## Page excerpt
The Union Market bagel and egg cream counter opens a standalone store

Gina Chersevani’s voice radiates with excitement when she considers the possibilities available to her now that she has her own standalone location of Buffalo & Bergen, the bagel, knish, and egg cream counter in Union Market that was part of the food hall’s opening lineup seven years ago.

Chersevani, one of D.C.’s foremost purveyors of New York culture, loves her “Union Market family” and hopes to be there for 100 years. But noncompetes and requirements to conform within the design of the massive enterprise crimp her style in a few ways. The second Buffalo & Bergen, a tiny 27-seat operation with a minimalist retro design that pays homage to Dorothy Draper, opens for breakfast and lunch this morning in Capitol Hill, and Chersevani can feel the freedom. She can make french fries! No one is telling her she can’t serve espresso. If she wants to run a hamburger on one her bagels made with New York water, she doesn’t have to clear it with anybody.

“Now I finally have the first time to say this is what I think Buffalo & Bergen looks like,” she says.

Buffalo & Bergen has a retro diner feel
Buffalo & Bergen has a retro diner feel
Rey Lopez/Eater D.C.

Loyal customers from Union Market will recognize the menu, especially for the first couple of weeks. Buffalo & Bergen (240 Massachusetts Avenue NE) is starting out with a daily 8 a.m. to 3 p.m. schedule and a menu of bagel sandwiches and cocktails that are already working for the brand. One new addition is a Hasidic Tiger Mom sandwich with roast beef and a rainbow cabbage slaw dressed in horseradish-filled tiger sauce on a marble rye bagel. Another newcomer is the melty Cheezus Has Risen bagel with double-cream brie, smoked gouda, and cheddar.

There’s a “Matzo Baller” soup with lemongrass chicken stock and balls made with duck fat. Latkes, which have typically been served only during December at Union Market, will be available every day of the year. The fried potato pancakes comes with two condiments: a creme fraiche mascarpone dip and a bourbon and Granny Smith apple relish.

## Data provided
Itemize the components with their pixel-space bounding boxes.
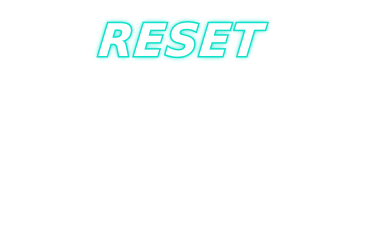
reset-button-label: RESET — [95, 12, 268, 68]
reset-button[interactable]: RESET — [88, 12, 274, 68]
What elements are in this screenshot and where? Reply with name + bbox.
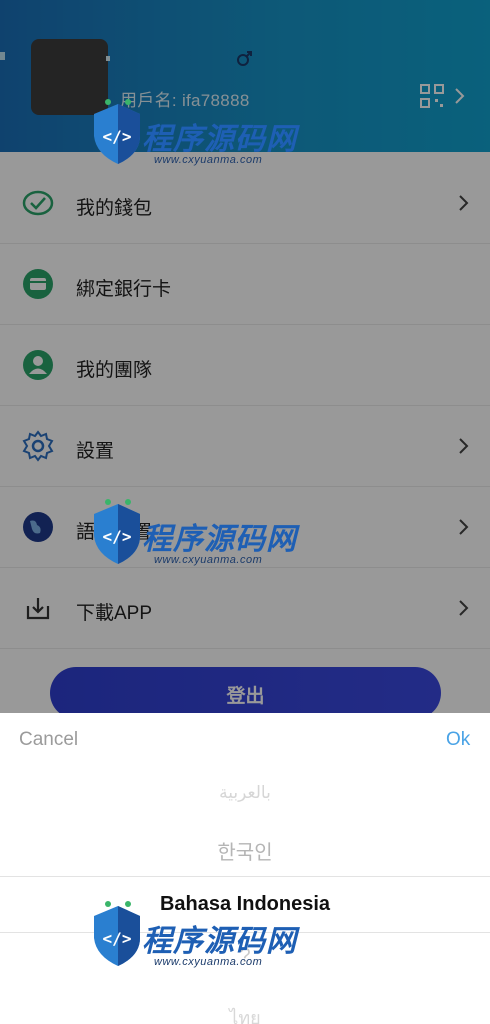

## Work required
According to the article on the new Buffalo & Bergen store, how many seats does the Capitol Hill location have? The material isn't needed for this.

## The reply
It has 27 seats.